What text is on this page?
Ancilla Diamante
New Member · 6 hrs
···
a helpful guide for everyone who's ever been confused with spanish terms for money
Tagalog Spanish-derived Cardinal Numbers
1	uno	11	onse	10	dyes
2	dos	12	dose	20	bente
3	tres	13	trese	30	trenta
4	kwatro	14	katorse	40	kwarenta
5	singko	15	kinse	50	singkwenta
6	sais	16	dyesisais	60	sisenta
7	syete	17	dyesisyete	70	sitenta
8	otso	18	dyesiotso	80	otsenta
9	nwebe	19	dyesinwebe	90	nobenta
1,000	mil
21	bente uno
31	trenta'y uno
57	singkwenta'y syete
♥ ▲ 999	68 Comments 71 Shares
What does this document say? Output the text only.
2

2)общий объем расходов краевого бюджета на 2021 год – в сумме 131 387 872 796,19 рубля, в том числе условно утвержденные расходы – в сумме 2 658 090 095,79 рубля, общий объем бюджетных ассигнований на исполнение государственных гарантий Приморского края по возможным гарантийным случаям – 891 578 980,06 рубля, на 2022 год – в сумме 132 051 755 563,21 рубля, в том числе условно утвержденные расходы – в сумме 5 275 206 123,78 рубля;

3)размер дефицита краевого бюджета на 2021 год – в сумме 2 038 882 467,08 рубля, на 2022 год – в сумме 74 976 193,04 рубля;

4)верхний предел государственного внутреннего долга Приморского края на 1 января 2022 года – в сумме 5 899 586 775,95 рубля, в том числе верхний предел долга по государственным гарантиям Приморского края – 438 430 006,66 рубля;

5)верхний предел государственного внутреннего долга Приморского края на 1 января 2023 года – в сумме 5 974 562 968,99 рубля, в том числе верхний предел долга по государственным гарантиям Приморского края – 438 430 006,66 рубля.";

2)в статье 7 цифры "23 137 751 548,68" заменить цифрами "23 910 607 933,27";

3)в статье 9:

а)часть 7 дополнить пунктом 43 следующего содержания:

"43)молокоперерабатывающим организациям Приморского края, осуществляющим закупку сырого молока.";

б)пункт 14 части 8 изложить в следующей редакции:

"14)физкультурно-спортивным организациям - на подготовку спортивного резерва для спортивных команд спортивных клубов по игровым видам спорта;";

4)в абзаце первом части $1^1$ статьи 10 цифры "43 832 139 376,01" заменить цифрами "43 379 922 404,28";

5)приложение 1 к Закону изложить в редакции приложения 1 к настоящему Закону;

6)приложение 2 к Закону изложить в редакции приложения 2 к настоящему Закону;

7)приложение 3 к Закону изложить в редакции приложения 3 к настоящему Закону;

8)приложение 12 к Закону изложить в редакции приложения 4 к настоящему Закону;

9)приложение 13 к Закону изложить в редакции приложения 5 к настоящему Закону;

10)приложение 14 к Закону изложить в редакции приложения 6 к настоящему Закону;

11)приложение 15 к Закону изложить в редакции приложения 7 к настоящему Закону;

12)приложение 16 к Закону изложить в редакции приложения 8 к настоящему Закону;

Set problem: Transcribe all of the lines in the records precisely.

Solution for this problem:
What text is on this page?
Ancilla Diamante
New Member · 6 hrs
···
a helpful guide for everyone who's ever been confused with spanish terms for money
Tagalog Spanish-derived Cardinal Numbers
1	uno	11	onse	10	dyes
2	dos	12	dose	20	bente
3	tres	13	trese	30	trenta
4	kwatro	14	katorse	40	kwarenta
5	singko	15	kinse	50	singkwenta
6	sais	16	dyesisais	60	sisenta
7	syete	17	dyesisyete	70	sitenta
8	otso	18	dyesiotso	80	otsenta
9	nwebe	19	dyesinwebe	90	nobenta
1,000	mil
21	bente uno
31	trenta'y uno
57	singkwenta'y syete
♥ ▲ 999	68 Comments 71 Shares
What does this document say? Output the text only.
2

2)общий объем расходов краевого бюджета на 2021 год – в сумме 131 387 872 796,19 рубля, в том числе условно утвержденные расходы – в сумме 2 658 090 095,79 рубля, общий объем бюджетных ассигнований на исполнение государственных гарантий Приморского края по возможным гарантийным случаям – 891 578 980,06 рубля, на 2022 год – в сумме 132 051 755 563,21 рубля, в том числе условно утвержденные расходы – в сумме 5 275 206 123,78 рубля;

3)размер дефицита краевого бюджета на 2021 год – в сумме 2 038 882 467,08 рубля, на 2022 год – в сумме 74 976 193,04 рубля;

4)верхний предел государственного внутреннего долга Приморского края на 1 января 2022 года – в сумме 5 899 586 775,95 рубля, в том числе верхний предел долга по государственным гарантиям Приморского края – 438 430 006,66 рубля;

5)верхний предел государственного внутреннего долга Приморского края на 1 января 2023 года – в сумме 5 974 562 968,99 рубля, в том числе верхний предел долга по государственным гарантиям Приморского края – 438 430 006,66 рубля.";

2)в статье 7 цифры "23 137 751 548,68" заменить цифрами "23 910 607 933,27";

3)в статье 9:

а)часть 7 дополнить пунктом 43 следующего содержания:

"43)молокоперерабатывающим организациям Приморского края, осуществляющим закупку сырого молока.";

б)пункт 14 части 8 изложить в следующей редакции:

"14)физкультурно-спортивным организациям - на подготовку спортивного резерва для спортивных команд спортивных клубов по игровым видам спорта;";

4)в абзаце первом части $1^1$ статьи 10 цифры "43 832 139 376,01" заменить цифрами "43 379 922 404,28";

5)приложение 1 к Закону изложить в редакции приложения 1 к настоящему Закону;

6)приложение 2 к Закону изложить в редакции приложения 2 к настоящему Закону;

7)приложение 3 к Закону изложить в редакции приложения 3 к настоящему Закону;

8)приложение 12 к Закону изложить в редакции приложения 4 к настоящему Закону;

9)приложение 13 к Закону изложить в редакции приложения 5 к настоящему Закону;

10)приложение 14 к Закону изложить в редакции приложения 6 к настоящему Закону;

11)приложение 15 к Закону изложить в редакции приложения 7 к настоящему Закону;

12)приложение 16 к Закону изложить в редакции приложения 8 к настоящему Закону;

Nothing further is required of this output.